Description of the task:
Extract each line where the string "false表示不支持" shows up.

Dataset entries:
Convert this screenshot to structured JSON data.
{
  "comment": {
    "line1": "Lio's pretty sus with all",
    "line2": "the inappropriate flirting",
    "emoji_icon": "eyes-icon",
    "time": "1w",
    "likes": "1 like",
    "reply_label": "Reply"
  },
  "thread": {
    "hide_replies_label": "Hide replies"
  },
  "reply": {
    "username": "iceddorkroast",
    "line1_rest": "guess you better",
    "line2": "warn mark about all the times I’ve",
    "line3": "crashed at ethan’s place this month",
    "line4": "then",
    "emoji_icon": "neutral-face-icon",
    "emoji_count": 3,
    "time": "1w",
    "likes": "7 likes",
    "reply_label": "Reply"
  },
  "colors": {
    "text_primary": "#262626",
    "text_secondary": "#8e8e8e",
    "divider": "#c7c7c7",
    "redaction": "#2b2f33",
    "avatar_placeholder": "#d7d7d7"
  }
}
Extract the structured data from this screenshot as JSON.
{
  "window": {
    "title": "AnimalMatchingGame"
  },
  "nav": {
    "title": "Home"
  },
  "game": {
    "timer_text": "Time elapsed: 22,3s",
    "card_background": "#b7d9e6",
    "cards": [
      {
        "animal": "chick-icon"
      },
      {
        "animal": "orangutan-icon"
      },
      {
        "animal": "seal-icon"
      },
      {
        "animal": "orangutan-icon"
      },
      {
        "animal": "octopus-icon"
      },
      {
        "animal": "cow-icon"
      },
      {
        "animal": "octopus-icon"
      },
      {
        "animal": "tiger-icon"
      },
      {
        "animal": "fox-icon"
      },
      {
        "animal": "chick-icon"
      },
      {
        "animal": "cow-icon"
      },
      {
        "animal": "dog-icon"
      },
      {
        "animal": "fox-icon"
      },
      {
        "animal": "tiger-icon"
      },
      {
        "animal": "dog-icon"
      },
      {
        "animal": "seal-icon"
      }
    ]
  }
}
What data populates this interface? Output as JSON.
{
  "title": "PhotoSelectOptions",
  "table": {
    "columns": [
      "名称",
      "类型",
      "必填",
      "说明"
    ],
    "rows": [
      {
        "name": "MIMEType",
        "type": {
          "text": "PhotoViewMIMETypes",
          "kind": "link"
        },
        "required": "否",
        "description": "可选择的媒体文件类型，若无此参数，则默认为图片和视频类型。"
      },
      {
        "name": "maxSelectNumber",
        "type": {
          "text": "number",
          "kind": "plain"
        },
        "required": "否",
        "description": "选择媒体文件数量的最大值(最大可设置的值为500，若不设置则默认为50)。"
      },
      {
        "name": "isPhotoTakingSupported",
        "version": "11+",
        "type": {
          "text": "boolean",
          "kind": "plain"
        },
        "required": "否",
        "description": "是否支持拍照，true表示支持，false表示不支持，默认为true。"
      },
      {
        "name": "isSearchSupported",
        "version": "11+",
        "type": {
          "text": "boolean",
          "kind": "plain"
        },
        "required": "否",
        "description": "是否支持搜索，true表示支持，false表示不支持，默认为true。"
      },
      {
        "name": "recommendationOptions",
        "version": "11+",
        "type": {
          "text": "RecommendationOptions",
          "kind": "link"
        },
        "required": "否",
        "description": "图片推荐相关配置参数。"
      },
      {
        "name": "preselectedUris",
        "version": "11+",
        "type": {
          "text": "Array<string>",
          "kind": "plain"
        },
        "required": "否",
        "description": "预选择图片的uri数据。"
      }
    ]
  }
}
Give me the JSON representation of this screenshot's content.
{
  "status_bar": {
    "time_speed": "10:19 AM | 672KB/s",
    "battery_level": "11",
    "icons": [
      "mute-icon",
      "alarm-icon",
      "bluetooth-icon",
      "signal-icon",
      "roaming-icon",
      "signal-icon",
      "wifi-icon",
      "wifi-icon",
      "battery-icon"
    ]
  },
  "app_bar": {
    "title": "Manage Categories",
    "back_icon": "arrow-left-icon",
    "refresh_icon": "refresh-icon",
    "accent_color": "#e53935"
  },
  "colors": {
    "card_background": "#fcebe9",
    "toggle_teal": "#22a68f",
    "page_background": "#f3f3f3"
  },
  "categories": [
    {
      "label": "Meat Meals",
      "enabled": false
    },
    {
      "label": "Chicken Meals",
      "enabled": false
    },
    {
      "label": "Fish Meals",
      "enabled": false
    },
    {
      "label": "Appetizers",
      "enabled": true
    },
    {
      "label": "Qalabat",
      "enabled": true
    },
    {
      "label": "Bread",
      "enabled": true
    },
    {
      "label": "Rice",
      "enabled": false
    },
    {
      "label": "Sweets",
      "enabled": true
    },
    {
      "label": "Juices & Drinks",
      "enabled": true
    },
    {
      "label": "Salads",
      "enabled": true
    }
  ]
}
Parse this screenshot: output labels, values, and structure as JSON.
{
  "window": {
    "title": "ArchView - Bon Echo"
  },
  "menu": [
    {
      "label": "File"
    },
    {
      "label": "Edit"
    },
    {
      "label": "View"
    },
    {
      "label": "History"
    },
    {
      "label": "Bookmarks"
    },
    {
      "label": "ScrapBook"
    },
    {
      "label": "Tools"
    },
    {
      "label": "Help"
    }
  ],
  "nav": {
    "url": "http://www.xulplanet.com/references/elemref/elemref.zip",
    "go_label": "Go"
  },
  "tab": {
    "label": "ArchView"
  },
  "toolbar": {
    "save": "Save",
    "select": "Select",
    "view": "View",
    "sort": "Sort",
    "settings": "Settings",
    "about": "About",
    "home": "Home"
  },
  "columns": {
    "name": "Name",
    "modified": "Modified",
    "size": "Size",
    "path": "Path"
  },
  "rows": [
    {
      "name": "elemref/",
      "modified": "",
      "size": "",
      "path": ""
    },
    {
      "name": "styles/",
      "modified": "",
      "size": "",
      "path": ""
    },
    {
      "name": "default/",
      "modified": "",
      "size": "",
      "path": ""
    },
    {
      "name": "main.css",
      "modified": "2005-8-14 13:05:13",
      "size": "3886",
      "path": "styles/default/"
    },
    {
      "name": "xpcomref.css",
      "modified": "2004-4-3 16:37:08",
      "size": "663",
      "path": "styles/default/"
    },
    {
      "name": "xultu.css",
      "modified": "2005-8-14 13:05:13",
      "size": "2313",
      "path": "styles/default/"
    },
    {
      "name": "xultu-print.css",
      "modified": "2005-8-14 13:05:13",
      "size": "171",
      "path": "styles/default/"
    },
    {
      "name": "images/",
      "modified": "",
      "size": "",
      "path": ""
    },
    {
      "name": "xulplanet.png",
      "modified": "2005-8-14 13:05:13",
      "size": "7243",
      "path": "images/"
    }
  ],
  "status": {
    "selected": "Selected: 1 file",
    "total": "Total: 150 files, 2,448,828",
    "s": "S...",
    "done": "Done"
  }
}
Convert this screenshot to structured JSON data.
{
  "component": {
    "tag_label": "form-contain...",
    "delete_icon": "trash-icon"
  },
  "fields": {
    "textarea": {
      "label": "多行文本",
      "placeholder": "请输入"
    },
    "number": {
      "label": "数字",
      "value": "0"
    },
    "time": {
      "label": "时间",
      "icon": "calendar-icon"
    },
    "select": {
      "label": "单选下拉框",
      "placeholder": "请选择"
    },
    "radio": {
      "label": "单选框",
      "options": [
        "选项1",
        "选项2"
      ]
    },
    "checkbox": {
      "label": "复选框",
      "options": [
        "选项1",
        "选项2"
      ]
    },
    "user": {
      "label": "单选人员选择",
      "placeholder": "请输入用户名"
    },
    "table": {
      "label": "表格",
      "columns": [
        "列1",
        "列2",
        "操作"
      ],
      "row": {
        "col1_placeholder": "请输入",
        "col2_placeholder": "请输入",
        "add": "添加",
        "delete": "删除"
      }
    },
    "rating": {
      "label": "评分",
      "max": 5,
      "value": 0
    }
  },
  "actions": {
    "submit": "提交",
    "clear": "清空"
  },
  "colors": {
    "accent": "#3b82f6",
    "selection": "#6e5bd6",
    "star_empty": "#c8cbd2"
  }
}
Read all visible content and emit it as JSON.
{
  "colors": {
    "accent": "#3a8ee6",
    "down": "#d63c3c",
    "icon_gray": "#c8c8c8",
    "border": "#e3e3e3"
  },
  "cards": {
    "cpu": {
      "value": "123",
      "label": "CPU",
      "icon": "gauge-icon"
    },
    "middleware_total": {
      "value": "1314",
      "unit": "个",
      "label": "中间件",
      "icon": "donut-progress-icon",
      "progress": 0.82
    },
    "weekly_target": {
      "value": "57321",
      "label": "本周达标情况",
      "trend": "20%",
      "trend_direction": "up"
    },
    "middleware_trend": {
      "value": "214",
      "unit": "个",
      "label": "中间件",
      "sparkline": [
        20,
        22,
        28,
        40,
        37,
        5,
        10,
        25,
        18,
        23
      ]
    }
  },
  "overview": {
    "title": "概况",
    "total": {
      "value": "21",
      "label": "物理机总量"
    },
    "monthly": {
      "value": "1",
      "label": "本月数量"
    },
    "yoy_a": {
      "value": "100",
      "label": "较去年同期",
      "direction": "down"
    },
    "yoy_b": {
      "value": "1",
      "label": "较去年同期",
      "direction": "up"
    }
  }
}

Solution to this exercise:
        "description": "是否支持拍照，true表示支持，false表示不支持，默认为true。"
        "description": "是否支持搜索，true表示支持，false表示不支持，默认为true。"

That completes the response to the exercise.